• [EXERCISE AIM] Extract each line from the entries below that has the string "ylabel" in it.

[START OF DATA LISTING]

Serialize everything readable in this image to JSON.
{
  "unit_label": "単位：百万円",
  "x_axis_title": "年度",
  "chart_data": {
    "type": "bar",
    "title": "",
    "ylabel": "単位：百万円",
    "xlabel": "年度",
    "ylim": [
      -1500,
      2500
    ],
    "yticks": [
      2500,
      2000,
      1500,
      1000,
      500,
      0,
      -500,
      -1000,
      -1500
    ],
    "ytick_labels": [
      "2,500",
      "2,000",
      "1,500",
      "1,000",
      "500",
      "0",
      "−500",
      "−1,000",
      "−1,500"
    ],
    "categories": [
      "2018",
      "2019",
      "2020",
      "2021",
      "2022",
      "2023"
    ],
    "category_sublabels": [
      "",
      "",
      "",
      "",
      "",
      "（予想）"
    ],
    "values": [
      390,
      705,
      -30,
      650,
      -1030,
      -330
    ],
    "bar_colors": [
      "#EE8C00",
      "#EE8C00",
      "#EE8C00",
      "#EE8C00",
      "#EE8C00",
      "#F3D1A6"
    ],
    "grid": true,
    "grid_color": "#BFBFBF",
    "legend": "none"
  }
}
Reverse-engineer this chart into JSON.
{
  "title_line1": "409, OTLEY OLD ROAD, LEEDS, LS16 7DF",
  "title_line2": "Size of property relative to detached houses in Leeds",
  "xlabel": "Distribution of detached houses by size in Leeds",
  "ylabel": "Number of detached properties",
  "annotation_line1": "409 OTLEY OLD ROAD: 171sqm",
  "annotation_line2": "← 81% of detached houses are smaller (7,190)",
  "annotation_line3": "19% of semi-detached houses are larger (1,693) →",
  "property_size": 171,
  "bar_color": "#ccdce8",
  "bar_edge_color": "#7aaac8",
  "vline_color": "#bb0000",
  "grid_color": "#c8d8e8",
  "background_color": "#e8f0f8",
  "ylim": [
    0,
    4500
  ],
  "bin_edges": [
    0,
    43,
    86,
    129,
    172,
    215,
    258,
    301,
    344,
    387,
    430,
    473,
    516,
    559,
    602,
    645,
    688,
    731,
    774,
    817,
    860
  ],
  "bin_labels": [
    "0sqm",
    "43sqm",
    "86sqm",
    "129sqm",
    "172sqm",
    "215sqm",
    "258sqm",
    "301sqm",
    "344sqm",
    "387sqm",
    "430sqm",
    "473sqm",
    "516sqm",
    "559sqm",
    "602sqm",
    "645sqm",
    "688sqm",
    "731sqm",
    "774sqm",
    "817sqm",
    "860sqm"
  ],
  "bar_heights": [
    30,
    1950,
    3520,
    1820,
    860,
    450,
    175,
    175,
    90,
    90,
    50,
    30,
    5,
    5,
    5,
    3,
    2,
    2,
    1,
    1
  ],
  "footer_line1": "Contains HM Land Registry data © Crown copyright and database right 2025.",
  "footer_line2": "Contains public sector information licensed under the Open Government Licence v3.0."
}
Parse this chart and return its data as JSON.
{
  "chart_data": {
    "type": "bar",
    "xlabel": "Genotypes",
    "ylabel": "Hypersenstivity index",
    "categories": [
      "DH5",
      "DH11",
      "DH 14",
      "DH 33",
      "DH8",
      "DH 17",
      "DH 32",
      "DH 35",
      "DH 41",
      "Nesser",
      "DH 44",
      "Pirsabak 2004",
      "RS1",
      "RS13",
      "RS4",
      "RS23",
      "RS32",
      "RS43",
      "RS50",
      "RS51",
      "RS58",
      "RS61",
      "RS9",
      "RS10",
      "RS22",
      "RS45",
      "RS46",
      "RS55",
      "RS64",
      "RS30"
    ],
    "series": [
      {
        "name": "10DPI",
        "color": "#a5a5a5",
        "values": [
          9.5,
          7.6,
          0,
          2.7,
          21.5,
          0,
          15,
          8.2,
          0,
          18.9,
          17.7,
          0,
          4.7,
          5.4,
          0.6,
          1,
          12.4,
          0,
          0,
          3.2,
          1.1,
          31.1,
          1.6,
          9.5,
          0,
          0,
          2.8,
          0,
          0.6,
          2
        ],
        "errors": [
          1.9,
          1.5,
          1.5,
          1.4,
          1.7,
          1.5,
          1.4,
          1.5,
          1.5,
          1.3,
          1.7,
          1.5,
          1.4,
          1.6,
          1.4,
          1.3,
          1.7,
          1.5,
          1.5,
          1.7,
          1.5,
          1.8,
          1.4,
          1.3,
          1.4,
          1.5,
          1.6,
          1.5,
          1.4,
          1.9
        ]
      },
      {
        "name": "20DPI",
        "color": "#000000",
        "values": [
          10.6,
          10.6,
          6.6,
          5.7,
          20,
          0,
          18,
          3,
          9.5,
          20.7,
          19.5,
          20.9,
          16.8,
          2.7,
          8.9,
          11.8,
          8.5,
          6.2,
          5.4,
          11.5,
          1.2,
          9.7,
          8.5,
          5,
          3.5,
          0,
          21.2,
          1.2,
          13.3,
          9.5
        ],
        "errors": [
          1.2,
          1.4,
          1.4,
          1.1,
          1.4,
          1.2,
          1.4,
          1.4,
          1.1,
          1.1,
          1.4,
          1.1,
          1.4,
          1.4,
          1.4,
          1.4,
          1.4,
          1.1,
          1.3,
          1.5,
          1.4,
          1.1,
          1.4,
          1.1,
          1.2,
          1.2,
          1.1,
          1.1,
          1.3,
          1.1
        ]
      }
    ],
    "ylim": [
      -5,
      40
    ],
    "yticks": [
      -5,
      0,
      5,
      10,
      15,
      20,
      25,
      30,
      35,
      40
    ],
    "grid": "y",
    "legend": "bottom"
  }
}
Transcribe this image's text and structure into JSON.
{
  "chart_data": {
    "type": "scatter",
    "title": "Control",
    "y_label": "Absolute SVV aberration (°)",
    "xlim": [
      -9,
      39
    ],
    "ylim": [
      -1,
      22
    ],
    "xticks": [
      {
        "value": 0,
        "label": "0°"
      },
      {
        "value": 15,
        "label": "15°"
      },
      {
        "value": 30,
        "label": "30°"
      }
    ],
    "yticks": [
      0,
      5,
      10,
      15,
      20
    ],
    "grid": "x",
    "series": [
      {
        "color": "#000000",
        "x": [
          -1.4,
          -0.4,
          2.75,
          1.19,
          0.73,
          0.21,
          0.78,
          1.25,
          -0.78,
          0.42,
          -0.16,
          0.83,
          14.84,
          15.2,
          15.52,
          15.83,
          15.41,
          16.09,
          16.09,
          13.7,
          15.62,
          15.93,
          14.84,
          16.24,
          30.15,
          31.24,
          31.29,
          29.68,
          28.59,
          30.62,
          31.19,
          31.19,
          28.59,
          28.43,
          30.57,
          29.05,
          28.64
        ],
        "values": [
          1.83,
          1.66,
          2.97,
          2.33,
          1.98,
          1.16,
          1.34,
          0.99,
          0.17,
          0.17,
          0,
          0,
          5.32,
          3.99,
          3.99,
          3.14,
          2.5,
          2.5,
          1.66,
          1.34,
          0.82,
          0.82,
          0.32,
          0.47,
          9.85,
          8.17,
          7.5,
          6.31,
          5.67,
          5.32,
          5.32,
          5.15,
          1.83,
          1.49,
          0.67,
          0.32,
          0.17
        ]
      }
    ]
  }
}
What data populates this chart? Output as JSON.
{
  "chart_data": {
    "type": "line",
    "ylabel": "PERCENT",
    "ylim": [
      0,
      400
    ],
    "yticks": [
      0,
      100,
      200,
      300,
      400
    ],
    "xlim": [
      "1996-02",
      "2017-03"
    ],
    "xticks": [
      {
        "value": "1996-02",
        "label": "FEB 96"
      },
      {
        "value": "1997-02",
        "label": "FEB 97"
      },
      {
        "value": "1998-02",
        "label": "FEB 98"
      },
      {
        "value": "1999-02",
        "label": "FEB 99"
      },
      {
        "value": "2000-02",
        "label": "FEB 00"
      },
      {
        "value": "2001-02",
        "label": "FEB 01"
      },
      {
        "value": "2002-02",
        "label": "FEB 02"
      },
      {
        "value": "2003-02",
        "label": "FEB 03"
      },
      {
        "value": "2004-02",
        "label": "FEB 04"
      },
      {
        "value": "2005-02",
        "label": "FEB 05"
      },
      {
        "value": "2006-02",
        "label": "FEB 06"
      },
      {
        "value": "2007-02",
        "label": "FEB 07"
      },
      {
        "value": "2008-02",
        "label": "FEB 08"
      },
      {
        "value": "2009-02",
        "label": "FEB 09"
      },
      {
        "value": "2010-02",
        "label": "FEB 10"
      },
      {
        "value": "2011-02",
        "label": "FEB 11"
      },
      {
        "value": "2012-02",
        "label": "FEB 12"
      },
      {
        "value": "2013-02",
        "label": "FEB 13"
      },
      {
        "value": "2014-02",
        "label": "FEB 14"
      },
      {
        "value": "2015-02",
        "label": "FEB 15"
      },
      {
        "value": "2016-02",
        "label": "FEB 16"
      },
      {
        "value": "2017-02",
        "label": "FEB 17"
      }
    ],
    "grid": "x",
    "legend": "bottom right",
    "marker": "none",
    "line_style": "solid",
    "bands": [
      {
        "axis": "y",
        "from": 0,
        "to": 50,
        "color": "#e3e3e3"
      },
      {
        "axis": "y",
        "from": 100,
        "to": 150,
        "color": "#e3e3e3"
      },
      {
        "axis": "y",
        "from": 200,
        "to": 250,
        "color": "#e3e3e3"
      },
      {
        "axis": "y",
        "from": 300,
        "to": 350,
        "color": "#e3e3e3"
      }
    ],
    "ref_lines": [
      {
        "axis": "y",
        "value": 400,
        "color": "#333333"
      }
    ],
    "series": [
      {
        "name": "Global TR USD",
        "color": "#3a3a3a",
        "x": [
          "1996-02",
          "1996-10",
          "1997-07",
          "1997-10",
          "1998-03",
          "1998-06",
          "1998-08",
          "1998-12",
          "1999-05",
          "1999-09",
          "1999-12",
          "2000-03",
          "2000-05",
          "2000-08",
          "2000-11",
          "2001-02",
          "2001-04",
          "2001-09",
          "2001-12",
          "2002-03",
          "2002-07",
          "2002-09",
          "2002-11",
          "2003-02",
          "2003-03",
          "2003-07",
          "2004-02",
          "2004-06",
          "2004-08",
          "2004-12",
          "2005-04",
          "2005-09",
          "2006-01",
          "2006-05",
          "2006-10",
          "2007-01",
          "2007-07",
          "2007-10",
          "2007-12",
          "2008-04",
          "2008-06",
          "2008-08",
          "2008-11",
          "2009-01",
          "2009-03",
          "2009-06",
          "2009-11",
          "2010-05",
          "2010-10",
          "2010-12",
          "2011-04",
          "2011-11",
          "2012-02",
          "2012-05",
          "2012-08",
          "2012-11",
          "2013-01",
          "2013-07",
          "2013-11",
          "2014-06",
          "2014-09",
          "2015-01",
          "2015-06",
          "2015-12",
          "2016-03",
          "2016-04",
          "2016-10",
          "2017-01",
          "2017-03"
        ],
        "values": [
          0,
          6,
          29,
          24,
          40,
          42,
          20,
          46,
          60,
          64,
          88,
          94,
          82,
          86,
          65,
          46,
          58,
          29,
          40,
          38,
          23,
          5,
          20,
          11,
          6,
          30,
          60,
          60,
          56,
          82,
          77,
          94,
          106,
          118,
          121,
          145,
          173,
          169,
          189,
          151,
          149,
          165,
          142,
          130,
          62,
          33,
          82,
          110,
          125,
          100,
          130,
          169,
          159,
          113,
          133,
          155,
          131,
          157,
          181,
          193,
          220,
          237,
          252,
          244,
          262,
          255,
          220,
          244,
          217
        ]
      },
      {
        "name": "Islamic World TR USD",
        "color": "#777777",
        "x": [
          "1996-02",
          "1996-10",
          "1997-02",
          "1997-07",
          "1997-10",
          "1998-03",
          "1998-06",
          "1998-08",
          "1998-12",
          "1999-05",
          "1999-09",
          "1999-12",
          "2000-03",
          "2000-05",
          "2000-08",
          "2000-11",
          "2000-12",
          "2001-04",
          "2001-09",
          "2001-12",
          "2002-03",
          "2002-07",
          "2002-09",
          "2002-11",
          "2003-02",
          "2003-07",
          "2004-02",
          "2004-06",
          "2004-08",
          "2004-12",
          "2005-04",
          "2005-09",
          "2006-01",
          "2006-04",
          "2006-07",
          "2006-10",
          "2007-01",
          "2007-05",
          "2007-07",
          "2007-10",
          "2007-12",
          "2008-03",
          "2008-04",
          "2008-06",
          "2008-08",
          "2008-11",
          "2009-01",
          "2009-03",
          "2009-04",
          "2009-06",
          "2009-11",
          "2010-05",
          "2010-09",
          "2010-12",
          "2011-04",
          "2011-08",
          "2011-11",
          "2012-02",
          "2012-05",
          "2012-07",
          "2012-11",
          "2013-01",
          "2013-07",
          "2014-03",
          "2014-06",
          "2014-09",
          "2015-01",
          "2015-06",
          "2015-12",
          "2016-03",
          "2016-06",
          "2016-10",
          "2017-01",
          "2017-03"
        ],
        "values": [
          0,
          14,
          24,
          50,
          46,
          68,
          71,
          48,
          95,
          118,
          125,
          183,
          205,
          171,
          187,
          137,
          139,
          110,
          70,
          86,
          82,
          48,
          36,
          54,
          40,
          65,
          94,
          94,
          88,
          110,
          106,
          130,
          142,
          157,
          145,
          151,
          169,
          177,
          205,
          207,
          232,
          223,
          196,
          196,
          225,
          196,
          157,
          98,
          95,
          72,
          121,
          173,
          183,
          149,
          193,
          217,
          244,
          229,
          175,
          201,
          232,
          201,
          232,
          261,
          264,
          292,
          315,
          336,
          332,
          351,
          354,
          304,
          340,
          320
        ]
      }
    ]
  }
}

[END OF DATA LISTING]

• [THE RESPONSE]
    "ylabel": "単位：百万円",
  "ylabel": "Number of detached properties",
    "ylabel": "Hypersenstivity index",
    "ylabel": "PERCENT",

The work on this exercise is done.